Exercise description: Omit all images, then return the remaining material exactly as it stands.

Record set:
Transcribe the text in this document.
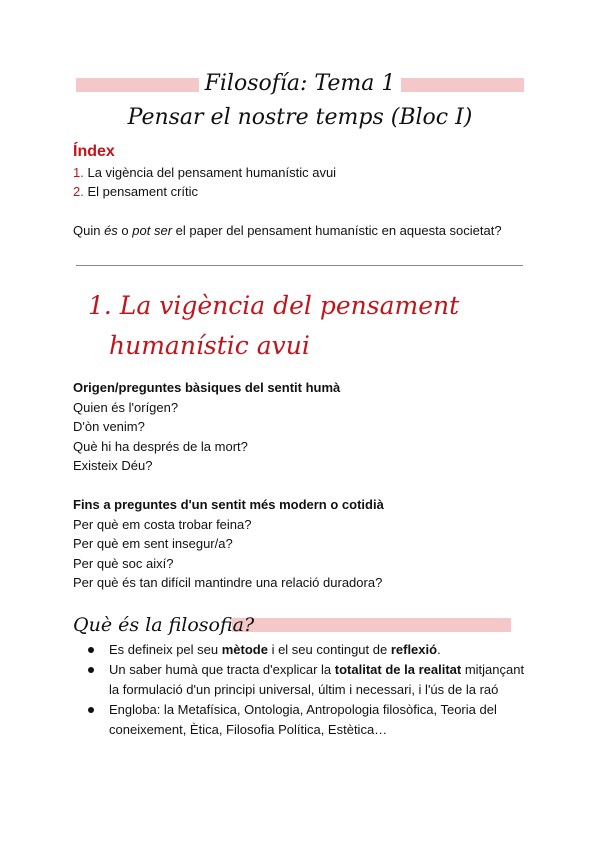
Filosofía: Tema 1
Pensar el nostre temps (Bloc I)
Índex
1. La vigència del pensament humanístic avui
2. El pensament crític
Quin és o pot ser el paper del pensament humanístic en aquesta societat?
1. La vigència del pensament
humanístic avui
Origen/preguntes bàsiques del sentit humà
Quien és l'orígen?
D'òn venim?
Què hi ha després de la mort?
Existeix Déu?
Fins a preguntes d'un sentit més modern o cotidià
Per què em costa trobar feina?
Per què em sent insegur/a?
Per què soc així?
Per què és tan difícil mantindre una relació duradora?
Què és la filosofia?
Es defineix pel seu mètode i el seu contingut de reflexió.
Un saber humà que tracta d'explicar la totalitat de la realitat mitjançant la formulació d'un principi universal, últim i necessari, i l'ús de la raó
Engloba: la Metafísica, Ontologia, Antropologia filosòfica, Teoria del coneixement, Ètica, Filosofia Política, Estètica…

Output for this exercise:
Transcribe the text in this document.
Filosofía: Tema 1
Pensar el nostre temps (Bloc I)
Índex
1. La vigència del pensament humanístic avui
2. El pensament crític
Quin és o pot ser el paper del pensament humanístic en aquesta societat?
1. La vigència del pensament
humanístic avui
Origen/preguntes bàsiques del sentit humà
Quien és l'orígen?
D'òn venim?
Què hi ha després de la mort?
Existeix Déu?
Fins a preguntes d'un sentit més modern o cotidià
Per què em costa trobar feina?
Per què em sent insegur/a?
Per què soc així?
Per què és tan difícil mantindre una relació duradora?
Què és la filosofia?
Es defineix pel seu mètode i el seu contingut de reflexió.
Un saber humà que tracta d'explicar la totalitat de la realitat mitjançant la formulació d'un principi universal, últim i necessari, i l'ús de la raó
Engloba: la Metafísica, Ontologia, Antropologia filosòfica, Teoria del coneixement, Ètica, Filosofia Política, Estètica…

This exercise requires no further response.